Dataset entries:
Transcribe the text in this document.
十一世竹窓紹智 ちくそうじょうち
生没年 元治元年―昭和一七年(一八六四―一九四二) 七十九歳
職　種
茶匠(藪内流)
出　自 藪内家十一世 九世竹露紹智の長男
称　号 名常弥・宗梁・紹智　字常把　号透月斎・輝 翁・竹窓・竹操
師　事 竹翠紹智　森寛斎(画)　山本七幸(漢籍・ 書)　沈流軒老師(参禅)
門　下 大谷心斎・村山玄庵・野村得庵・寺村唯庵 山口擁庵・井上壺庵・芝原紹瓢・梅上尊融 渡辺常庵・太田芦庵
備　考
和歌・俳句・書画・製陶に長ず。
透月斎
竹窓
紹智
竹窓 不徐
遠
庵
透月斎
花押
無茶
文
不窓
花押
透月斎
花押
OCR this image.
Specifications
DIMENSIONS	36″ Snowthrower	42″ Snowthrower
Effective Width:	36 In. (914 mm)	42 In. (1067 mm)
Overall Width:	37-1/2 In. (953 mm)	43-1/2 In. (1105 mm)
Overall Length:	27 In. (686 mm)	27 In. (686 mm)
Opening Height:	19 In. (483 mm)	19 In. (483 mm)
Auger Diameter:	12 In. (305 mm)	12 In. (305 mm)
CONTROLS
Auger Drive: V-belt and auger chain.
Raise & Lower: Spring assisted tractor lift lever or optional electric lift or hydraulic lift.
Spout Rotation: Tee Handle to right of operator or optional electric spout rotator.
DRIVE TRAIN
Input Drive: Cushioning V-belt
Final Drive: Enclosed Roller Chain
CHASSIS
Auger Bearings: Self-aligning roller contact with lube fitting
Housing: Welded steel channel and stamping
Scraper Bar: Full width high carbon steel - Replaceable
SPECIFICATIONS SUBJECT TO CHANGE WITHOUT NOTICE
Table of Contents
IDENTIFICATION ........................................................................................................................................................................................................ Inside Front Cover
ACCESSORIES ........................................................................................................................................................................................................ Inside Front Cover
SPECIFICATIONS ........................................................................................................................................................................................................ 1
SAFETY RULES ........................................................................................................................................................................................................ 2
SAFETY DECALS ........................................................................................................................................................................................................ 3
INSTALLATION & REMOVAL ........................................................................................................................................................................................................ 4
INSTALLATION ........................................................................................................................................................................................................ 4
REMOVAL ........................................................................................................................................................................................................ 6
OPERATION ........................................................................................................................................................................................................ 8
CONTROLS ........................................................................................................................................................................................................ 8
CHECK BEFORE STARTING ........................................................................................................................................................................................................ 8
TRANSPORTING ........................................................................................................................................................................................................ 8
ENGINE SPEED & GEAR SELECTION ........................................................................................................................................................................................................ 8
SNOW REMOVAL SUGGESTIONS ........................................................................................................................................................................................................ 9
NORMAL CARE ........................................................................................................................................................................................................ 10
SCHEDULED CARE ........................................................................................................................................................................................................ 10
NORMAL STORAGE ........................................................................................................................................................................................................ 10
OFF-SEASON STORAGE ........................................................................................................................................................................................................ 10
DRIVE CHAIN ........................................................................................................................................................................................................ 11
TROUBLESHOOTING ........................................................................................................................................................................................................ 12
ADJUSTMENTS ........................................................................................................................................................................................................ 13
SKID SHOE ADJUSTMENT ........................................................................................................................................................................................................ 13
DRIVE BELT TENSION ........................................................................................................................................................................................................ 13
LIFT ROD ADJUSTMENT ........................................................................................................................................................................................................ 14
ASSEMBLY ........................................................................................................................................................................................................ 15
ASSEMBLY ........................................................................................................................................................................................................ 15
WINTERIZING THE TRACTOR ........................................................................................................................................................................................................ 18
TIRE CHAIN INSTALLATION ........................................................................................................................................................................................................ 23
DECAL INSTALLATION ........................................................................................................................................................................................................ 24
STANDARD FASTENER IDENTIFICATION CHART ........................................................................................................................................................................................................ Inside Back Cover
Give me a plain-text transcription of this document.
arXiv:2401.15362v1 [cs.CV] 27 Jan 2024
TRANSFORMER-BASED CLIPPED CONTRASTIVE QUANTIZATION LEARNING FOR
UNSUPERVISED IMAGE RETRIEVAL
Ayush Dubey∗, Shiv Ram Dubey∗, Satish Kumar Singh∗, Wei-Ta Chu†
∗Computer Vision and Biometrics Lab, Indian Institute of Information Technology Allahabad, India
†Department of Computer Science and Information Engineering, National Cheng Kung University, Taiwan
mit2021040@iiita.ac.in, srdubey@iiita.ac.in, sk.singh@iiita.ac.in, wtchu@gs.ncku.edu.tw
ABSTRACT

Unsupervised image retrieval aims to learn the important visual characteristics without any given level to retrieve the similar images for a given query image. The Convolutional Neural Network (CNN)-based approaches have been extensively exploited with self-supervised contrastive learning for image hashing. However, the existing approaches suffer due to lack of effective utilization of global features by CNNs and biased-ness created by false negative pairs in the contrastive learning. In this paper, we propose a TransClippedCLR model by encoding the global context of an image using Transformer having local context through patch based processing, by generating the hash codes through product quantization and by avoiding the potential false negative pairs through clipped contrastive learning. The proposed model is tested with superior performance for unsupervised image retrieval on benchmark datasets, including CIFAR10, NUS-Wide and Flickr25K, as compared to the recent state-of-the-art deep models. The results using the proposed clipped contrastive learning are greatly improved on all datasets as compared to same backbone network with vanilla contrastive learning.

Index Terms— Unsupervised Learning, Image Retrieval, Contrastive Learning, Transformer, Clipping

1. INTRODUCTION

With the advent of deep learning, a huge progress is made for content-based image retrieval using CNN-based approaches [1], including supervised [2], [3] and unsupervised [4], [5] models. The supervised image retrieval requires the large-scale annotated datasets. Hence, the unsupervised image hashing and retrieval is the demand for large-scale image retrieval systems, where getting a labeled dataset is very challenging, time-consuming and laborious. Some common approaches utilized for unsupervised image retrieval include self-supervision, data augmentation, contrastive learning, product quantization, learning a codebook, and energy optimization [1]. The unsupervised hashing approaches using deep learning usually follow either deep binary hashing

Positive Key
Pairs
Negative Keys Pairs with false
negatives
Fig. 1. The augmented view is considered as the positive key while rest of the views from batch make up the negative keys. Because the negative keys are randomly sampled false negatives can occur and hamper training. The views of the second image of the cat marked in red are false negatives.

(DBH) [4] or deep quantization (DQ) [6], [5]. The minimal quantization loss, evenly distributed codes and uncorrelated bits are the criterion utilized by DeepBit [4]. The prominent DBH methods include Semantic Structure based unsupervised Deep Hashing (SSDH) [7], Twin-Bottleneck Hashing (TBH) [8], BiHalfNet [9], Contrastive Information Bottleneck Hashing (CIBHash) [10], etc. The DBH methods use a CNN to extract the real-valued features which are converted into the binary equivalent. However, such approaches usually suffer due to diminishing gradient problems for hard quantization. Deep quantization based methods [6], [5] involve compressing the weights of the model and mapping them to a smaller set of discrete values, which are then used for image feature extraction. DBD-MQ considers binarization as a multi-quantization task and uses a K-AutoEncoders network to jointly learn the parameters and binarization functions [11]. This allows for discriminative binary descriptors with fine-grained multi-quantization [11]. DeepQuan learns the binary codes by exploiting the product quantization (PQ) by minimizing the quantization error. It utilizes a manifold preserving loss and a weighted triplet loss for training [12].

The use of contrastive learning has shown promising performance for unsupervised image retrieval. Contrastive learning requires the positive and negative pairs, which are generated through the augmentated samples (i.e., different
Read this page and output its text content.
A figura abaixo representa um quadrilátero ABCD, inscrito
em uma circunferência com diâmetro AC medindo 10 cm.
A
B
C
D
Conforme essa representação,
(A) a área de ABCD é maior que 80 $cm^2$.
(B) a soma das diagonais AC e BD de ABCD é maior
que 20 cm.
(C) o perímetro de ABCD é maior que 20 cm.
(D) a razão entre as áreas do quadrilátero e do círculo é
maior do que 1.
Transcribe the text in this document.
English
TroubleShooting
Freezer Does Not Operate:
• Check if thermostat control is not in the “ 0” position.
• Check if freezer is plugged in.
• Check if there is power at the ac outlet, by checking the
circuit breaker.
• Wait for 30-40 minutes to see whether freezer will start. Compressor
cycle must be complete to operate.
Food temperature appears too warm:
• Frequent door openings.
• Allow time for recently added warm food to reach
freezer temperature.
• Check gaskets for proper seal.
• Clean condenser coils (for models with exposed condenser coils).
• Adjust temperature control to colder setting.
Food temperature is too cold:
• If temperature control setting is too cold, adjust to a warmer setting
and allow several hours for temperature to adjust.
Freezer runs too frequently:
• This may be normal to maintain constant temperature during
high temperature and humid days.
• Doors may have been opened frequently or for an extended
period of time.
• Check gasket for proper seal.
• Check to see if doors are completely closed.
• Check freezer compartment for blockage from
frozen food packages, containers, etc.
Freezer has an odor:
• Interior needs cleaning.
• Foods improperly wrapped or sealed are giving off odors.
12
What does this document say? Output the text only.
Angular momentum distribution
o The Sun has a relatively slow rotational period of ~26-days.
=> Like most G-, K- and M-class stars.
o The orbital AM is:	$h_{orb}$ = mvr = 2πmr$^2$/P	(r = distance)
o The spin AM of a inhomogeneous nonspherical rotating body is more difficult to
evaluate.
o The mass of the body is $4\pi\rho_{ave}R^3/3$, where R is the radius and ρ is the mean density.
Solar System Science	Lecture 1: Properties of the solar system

_AIM_
From the entries above, collect every line with the string "Science" in it.

_THE RESPONSE_
†Department of Computer Science and Information Engineering, National Cheng Kung University, Taiwan
Solar System Science	Lecture 1: Properties of the solar system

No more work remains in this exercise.